**Stated goal**. Gather all lines in the data that hold the string "text".
_ _ _ _ _
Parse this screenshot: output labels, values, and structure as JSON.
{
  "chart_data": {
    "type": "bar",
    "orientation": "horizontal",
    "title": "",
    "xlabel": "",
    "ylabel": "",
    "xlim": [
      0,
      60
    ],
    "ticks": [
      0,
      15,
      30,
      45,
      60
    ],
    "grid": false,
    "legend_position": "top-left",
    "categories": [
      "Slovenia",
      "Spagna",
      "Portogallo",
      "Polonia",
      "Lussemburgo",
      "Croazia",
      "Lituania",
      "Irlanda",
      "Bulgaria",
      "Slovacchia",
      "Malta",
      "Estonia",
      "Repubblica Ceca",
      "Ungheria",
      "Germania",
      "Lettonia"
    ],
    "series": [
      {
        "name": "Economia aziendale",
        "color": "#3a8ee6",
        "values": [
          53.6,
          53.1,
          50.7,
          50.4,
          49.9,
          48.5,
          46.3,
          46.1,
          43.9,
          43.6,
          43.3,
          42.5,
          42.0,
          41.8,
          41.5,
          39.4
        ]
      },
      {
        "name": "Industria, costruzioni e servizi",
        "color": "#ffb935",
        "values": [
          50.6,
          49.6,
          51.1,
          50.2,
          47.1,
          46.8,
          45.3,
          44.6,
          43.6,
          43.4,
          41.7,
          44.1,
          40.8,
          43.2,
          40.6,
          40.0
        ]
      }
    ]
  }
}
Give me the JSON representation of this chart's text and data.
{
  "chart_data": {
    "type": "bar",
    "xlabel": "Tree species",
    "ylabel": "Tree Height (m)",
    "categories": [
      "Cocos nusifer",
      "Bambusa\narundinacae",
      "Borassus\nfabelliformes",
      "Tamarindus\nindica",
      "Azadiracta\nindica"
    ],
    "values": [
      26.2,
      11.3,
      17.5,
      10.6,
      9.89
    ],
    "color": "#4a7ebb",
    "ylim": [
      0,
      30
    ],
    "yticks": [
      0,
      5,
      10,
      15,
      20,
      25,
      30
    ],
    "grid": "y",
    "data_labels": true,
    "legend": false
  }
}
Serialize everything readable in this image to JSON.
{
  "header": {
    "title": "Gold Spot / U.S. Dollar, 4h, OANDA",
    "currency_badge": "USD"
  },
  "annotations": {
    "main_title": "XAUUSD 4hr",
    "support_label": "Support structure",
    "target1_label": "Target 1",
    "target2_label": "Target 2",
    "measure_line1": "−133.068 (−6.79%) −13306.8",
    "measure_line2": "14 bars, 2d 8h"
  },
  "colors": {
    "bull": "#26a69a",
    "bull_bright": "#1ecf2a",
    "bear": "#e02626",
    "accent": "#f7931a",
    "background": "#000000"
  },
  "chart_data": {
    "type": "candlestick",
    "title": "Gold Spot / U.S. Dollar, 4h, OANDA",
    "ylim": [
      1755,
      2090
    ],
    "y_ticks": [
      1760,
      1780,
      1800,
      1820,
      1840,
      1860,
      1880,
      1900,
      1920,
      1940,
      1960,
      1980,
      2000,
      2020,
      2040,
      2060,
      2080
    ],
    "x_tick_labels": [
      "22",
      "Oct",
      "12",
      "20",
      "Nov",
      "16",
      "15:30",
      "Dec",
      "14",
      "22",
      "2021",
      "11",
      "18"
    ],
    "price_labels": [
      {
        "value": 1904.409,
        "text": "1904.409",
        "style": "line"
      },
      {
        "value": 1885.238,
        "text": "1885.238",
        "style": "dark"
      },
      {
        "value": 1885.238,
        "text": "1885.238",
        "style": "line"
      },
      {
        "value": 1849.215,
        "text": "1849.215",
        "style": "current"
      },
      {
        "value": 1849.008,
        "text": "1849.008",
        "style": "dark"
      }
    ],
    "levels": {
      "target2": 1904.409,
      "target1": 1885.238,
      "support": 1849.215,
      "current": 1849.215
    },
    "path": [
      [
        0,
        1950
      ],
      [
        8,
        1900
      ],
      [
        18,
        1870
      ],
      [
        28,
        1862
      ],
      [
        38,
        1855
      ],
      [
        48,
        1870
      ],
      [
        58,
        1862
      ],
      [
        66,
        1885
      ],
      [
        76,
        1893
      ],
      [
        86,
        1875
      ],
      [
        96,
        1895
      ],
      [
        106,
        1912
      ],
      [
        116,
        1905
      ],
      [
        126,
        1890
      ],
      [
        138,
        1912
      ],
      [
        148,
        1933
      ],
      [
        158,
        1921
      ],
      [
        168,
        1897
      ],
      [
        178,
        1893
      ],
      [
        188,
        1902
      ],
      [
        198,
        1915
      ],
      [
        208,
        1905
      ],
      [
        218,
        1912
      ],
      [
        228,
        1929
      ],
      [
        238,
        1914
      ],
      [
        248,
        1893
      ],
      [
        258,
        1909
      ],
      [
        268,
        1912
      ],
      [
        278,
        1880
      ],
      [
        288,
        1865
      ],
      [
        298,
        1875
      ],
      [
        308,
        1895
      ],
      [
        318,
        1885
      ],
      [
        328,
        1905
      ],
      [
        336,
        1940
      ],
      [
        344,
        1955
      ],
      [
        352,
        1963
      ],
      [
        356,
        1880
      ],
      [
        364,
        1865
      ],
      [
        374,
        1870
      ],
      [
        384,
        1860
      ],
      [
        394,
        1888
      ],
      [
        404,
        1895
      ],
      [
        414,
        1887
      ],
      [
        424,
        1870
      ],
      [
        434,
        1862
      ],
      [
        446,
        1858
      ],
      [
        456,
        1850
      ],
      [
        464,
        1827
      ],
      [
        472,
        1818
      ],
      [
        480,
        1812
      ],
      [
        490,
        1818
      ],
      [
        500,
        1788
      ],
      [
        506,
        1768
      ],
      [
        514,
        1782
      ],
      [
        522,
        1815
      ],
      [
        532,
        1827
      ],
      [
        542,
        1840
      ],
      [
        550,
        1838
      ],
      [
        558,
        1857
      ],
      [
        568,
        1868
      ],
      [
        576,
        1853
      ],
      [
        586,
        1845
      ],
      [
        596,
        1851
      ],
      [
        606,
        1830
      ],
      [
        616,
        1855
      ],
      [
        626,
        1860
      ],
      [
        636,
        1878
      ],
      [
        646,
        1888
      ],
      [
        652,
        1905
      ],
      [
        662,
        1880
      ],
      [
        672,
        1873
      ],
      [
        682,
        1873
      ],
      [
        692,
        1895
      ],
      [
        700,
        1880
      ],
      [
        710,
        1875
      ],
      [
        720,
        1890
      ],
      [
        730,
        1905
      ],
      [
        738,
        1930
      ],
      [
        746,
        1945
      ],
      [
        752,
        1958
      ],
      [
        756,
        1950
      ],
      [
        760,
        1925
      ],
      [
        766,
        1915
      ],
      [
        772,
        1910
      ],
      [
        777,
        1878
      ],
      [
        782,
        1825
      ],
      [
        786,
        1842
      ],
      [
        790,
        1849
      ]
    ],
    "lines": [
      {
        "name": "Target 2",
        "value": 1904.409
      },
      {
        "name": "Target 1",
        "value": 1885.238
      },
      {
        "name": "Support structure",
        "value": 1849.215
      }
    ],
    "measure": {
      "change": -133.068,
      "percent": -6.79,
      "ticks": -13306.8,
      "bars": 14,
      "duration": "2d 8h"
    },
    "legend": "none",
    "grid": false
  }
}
_ _ _ _ _
**Solution to the exercise**.
Give me the JSON representation of this chart's text and data.
        "text": "1904.409",
        "text": "1885.238",
        "text": "1885.238",
        "text": "1849.215",
        "text": "1849.008",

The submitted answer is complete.